--- start WORKING DATA ---

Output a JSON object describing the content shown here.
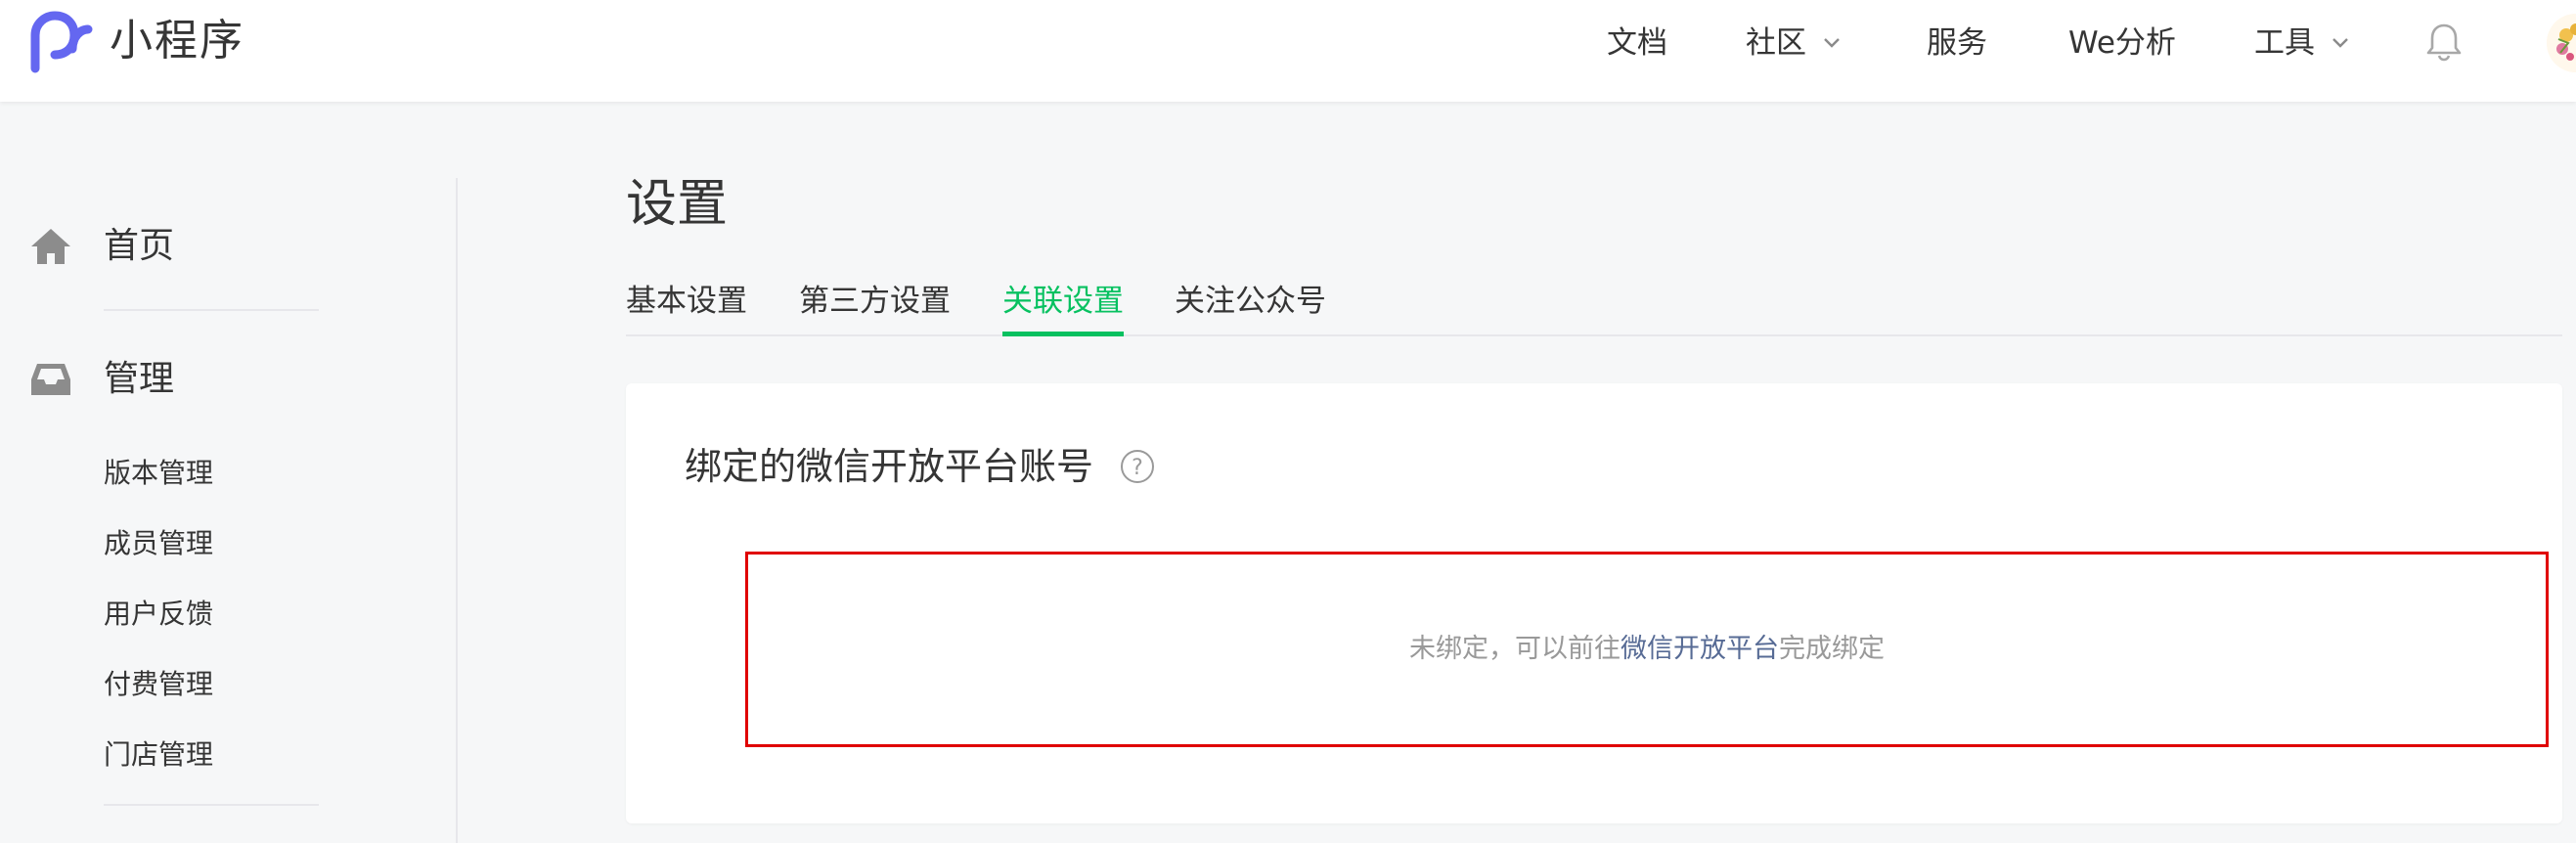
{
  "header": {
    "brand": "小程序",
    "nav": [
      {
        "label": "文档",
        "dropdown": false
      },
      {
        "label": "社区",
        "dropdown": true
      },
      {
        "label": "服务",
        "dropdown": false
      },
      {
        "label": "We分析",
        "dropdown": false
      },
      {
        "label": "工具",
        "dropdown": true
      }
    ],
    "icons": {
      "logo": "miniprogram-logo-icon",
      "bell": "bell-icon",
      "avatar": "user-avatar"
    }
  },
  "sidebar": {
    "home_label": "首页",
    "manage_label": "管理",
    "manage_items": [
      "版本管理",
      "成员管理",
      "用户反馈",
      "付费管理",
      "门店管理"
    ],
    "icons": {
      "home": "home-icon",
      "manage": "inbox-icon"
    }
  },
  "main": {
    "title": "设置",
    "tabs": [
      {
        "label": "基本设置",
        "active": false
      },
      {
        "label": "第三方设置",
        "active": false
      },
      {
        "label": "关联设置",
        "active": true
      },
      {
        "label": "关注公众号",
        "active": false
      }
    ],
    "card": {
      "title": "绑定的微信开放平台账号",
      "help_icon": "question-circle-icon",
      "bind_text_before": "未绑定，可以前往",
      "bind_link": "微信开放平台",
      "bind_text_after": "完成绑定"
    }
  },
  "colors": {
    "accent_green": "#07c160",
    "link_blue": "#576b95",
    "highlight_red": "#e00000",
    "logo_purple": "#6467f0",
    "background": "#f6f7f8"
  }
}
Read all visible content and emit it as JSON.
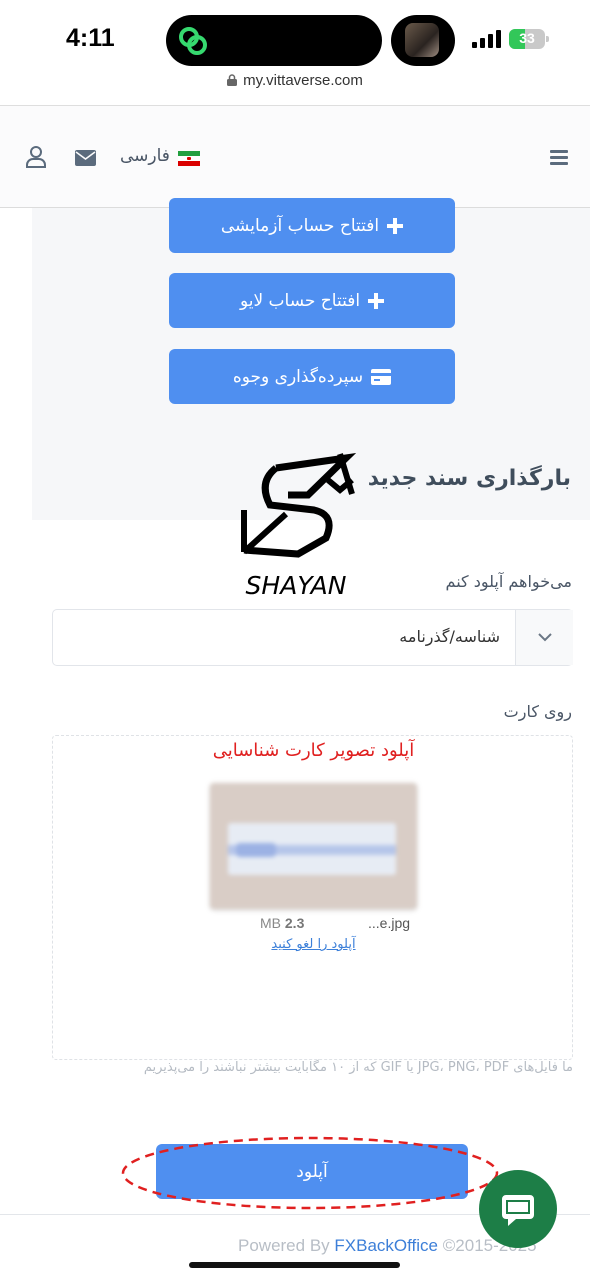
{
  "status_bar": {
    "time": "4:11",
    "battery": "33",
    "url": "my.vittaverse.com"
  },
  "header": {
    "language": "فارسی",
    "icons": [
      "hamburger-menu-icon",
      "iran-flag-icon",
      "mail-icon",
      "user-icon"
    ]
  },
  "panel": {
    "buttons": {
      "demo_account": "افتتاح حساب آزمایشی",
      "live_account": "افتتاح حساب لایو",
      "deposit": "سپرده‌گذاری وجوه"
    },
    "title": "بارگذاری سند جدید"
  },
  "watermark": {
    "text": "SHAYAN"
  },
  "form": {
    "upload_label": "می‌خواهم آپلود کنم",
    "document_type": "شناسه/گذرنامه",
    "front_label": "روی کارت",
    "dropzone_title": "آپلود تصویر کارت شناسایی",
    "file_name": "...e.jpg",
    "file_size_value": "2.3",
    "file_size_unit": "MB",
    "cancel_upload": "آپلود را لغو کنید",
    "hint": "ما فایل‌های JPG، PNG، PDF یا GIF که از ۱۰ مگابایت بیشتر نباشند را می‌پذیریم",
    "submit": "آپلود"
  },
  "footer": {
    "powered_by": "Powered By",
    "brand": "FXBackOffice",
    "copyright": "©2015-2025"
  },
  "colors": {
    "primary": "#4f8ff0",
    "annotation": "#e02020",
    "chat": "#1d7e47"
  }
}
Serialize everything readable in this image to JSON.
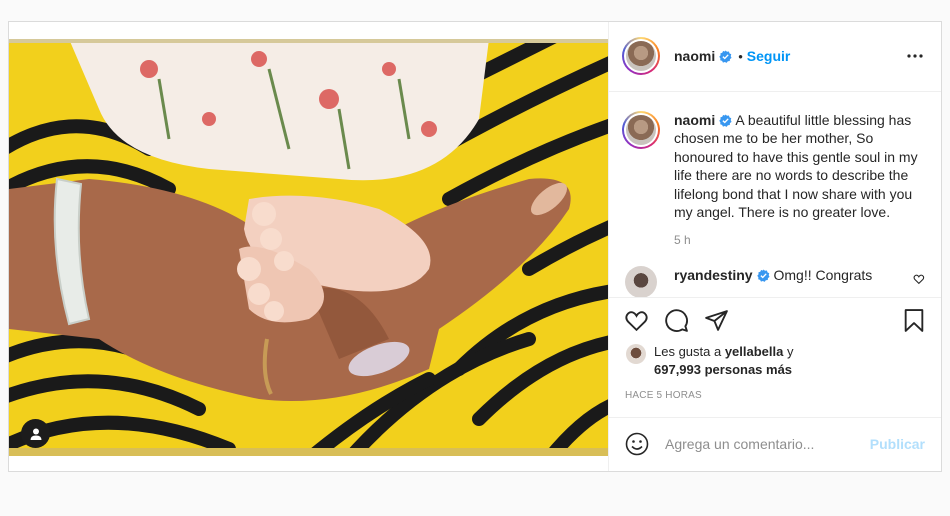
{
  "post": {
    "author": {
      "username": "naomi",
      "verified": true,
      "follow_label": "Seguir",
      "separator": "•"
    },
    "caption": {
      "username": "naomi",
      "text": "A beautiful little blessing has chosen me to be her mother, So honoured to have this gentle soul in my life there are no words to describe the lifelong bond that I now share with you my angel. There is no greater love.",
      "time": "5 h"
    },
    "reply": {
      "username": "ryandestiny",
      "text": "Omg!! Congrats"
    },
    "likes": {
      "prefix": "Les gusta a ",
      "user": "yellabella",
      "suffix": " y",
      "count_text": "697,993 personas más"
    },
    "posted_ago": "HACE 5 HORAS",
    "comment_box": {
      "placeholder": "Agrega un comentario...",
      "publish_label": "Publicar"
    }
  },
  "icons": [
    "more-options-icon",
    "verified-badge-icon",
    "heart-icon",
    "comment-icon",
    "share-icon",
    "save-icon",
    "emoji-icon",
    "user-tag-icon"
  ],
  "colors": {
    "accent": "#0095f6",
    "publish_disabled": "#b2dffc",
    "photo_background": "#f3d41a"
  }
}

--- end WORKING DATA ---

DIRECTIVE: Copy out each record shown above without alteration, skipping any picture.

THE SOLUTION:
Output a JSON object describing the content shown here.
{
  "header": {
    "brand": "小程序",
    "nav": [
      {
        "label": "文档",
        "dropdown": false
      },
      {
        "label": "社区",
        "dropdown": true
      },
      {
        "label": "服务",
        "dropdown": false
      },
      {
        "label": "We分析",
        "dropdown": false
      },
      {
        "label": "工具",
        "dropdown": true
      }
    ],
    "icons": {
      "logo": "miniprogram-logo-icon",
      "bell": "bell-icon",
      "avatar": "user-avatar"
    }
  },
  "sidebar": {
    "home_label": "首页",
    "manage_label": "管理",
    "manage_items": [
      "版本管理",
      "成员管理",
      "用户反馈",
      "付费管理",
      "门店管理"
    ],
    "icons": {
      "home": "home-icon",
      "manage": "inbox-icon"
    }
  },
  "main": {
    "title": "设置",
    "tabs": [
      {
        "label": "基本设置",
        "active": false
      },
      {
        "label": "第三方设置",
        "active": false
      },
      {
        "label": "关联设置",
        "active": true
      },
      {
        "label": "关注公众号",
        "active": false
      }
    ],
    "card": {
      "title": "绑定的微信开放平台账号",
      "help_icon": "question-circle-icon",
      "bind_text_before": "未绑定，可以前往",
      "bind_link": "微信开放平台",
      "bind_text_after": "完成绑定"
    }
  },
  "colors": {
    "accent_green": "#07c160",
    "link_blue": "#576b95",
    "highlight_red": "#e00000",
    "logo_purple": "#6467f0",
    "background": "#f6f7f8"
  }
}
Read all visible content and emit it as JSON.
{
  "status_bar": {
    "time": "4:11",
    "battery": "33",
    "url": "my.vittaverse.com"
  },
  "header": {
    "language": "فارسی",
    "icons": [
      "hamburger-menu-icon",
      "iran-flag-icon",
      "mail-icon",
      "user-icon"
    ]
  },
  "panel": {
    "buttons": {
      "demo_account": "افتتاح حساب آزمایشی",
      "live_account": "افتتاح حساب لایو",
      "deposit": "سپرده‌گذاری وجوه"
    },
    "title": "بارگذاری سند جدید"
  },
  "watermark": {
    "text": "SHAYAN"
  },
  "form": {
    "upload_label": "می‌خواهم آپلود کنم",
    "document_type": "شناسه/گذرنامه",
    "front_label": "روی کارت",
    "dropzone_title": "آپلود تصویر کارت شناسایی",
    "file_name": "...e.jpg",
    "file_size_value": "2.3",
    "file_size_unit": "MB",
    "cancel_upload": "آپلود را لغو کنید",
    "hint": "ما فایل‌های JPG، PNG، PDF یا GIF که از ۱۰ مگابایت بیشتر نباشند را می‌پذیریم",
    "submit": "آپلود"
  },
  "footer": {
    "powered_by": "Powered By",
    "brand": "FXBackOffice",
    "copyright": "©2015-2025"
  },
  "colors": {
    "primary": "#4f8ff0",
    "annotation": "#e02020",
    "chat": "#1d7e47"
  }
}
Serialize everything readable in this image to JSON.
{
  "post": {
    "author": {
      "username": "naomi",
      "verified": true,
      "follow_label": "Seguir",
      "separator": "•"
    },
    "caption": {
      "username": "naomi",
      "text": "A beautiful little blessing has chosen me to be her mother, So honoured to have this gentle soul in my life there are no words to describe the lifelong bond that I now share with you my angel. There is no greater love.",
      "time": "5 h"
    },
    "reply": {
      "username": "ryandestiny",
      "text": "Omg!! Congrats"
    },
    "likes": {
      "prefix": "Les gusta a ",
      "user": "yellabella",
      "suffix": " y",
      "count_text": "697,993 personas más"
    },
    "posted_ago": "HACE 5 HORAS",
    "comment_box": {
      "placeholder": "Agrega un comentario...",
      "publish_label": "Publicar"
    }
  },
  "icons": [
    "more-options-icon",
    "verified-badge-icon",
    "heart-icon",
    "comment-icon",
    "share-icon",
    "save-icon",
    "emoji-icon",
    "user-tag-icon"
  ],
  "colors": {
    "accent": "#0095f6",
    "publish_disabled": "#b2dffc",
    "photo_background": "#f3d41a"
  }
}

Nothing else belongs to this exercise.